| TASK GOAL |
Search the listing below for the word "Biuletynie" and copy each line that holds it.

□ □ □ □ □ □ □

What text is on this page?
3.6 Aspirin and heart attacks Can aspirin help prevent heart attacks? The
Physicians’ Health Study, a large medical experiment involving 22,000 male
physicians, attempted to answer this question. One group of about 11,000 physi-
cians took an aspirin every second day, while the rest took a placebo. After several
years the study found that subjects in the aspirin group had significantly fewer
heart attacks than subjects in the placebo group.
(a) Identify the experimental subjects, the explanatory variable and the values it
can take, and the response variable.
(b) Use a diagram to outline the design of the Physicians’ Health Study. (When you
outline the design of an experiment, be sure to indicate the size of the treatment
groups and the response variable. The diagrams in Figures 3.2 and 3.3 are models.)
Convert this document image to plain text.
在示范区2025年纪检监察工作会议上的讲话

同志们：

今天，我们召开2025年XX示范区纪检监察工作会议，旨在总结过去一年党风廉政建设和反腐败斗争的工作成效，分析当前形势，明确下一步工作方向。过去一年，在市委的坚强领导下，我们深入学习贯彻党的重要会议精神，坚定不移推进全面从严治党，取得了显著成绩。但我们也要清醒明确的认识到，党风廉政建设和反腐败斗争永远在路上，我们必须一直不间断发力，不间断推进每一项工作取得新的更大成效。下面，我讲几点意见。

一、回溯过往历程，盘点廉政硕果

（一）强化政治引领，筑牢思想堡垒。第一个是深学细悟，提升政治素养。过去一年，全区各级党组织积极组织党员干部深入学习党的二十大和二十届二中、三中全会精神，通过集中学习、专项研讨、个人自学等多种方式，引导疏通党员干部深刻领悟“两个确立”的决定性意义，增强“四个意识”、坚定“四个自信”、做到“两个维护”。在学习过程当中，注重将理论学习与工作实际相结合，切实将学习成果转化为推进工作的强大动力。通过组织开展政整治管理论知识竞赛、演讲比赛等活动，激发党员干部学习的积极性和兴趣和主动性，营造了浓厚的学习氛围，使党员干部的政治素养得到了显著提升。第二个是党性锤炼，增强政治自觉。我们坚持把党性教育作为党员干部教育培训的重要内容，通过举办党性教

□ □ □ □ □ □ □

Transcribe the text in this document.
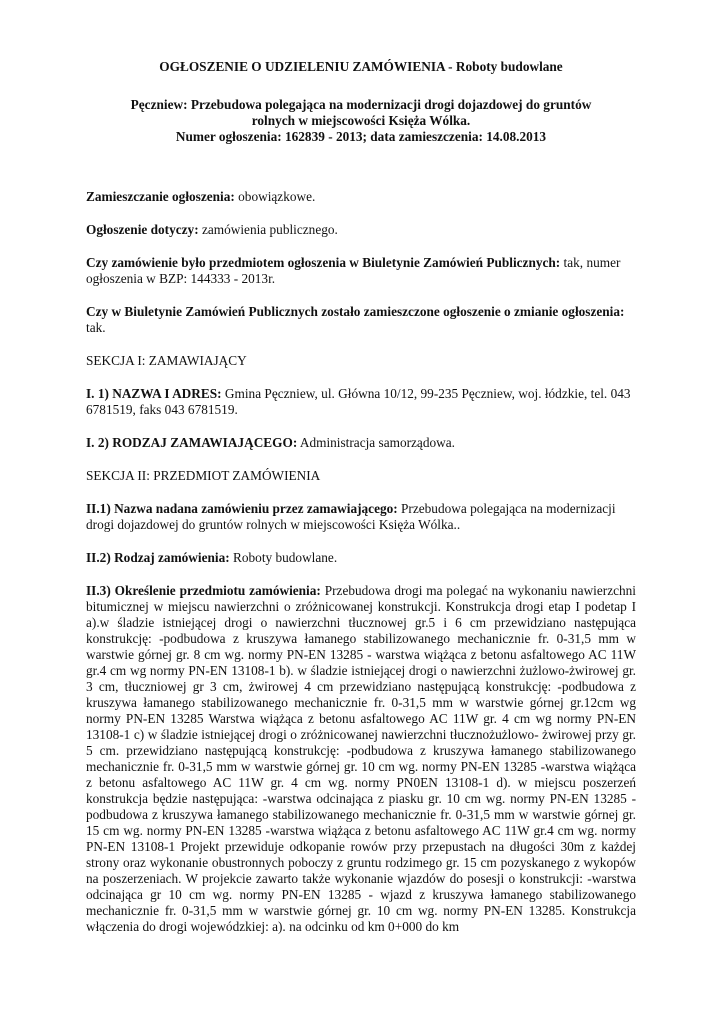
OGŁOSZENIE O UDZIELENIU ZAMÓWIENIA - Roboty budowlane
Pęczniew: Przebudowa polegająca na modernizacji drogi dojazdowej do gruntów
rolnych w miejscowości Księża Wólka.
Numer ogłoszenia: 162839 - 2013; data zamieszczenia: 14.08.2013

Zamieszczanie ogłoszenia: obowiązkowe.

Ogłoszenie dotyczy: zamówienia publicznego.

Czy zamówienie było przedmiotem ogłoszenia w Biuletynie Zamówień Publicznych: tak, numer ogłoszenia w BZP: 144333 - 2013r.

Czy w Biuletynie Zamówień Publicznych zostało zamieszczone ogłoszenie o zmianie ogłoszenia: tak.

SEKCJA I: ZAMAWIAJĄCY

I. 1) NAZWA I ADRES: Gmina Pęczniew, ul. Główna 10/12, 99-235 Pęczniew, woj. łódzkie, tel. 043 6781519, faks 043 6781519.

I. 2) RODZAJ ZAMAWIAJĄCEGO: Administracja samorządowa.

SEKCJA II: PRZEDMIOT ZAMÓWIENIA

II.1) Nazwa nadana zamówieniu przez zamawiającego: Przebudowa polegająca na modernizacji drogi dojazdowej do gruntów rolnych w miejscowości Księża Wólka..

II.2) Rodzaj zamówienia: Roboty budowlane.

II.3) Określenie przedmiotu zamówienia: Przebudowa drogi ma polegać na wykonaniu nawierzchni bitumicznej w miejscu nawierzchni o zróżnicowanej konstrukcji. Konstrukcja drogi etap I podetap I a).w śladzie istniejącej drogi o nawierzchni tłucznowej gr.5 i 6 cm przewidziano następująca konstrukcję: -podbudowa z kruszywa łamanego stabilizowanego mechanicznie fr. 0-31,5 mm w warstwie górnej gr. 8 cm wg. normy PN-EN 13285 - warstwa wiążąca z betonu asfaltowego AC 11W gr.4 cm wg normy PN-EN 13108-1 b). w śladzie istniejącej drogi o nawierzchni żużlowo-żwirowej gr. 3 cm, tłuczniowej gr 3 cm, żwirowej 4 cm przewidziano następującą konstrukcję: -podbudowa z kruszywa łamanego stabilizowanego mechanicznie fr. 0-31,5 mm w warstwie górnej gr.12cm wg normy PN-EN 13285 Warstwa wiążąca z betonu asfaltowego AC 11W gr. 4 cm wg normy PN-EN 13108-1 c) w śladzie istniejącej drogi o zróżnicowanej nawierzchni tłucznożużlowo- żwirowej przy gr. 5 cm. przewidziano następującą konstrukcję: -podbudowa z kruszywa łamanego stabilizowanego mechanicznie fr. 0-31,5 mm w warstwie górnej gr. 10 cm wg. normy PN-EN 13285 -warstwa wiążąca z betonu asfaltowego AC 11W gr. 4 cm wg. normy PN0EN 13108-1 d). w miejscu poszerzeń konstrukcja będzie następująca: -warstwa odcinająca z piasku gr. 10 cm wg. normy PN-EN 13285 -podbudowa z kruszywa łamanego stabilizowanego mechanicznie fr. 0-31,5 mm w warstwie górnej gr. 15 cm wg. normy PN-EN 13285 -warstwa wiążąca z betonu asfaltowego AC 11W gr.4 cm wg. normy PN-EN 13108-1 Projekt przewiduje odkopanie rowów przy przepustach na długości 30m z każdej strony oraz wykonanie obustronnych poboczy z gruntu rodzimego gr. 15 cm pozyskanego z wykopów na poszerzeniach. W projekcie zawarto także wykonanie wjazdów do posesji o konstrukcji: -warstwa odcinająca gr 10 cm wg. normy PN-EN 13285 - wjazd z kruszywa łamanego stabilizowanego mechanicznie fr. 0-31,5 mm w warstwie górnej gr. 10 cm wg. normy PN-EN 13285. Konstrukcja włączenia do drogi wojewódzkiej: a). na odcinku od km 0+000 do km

□ □ □ □ □ □ □

| TASK RESPONSE |
Czy zamówienie było przedmiotem ogłoszenia w Biuletynie Zamówień Publicznych: tak, numer ogłoszenia w BZP: 144333 - 2013r.
Czy w Biuletynie Zamówień Publicznych zostało zamieszczone ogłoszenie o zmianie ogłoszenia: tak.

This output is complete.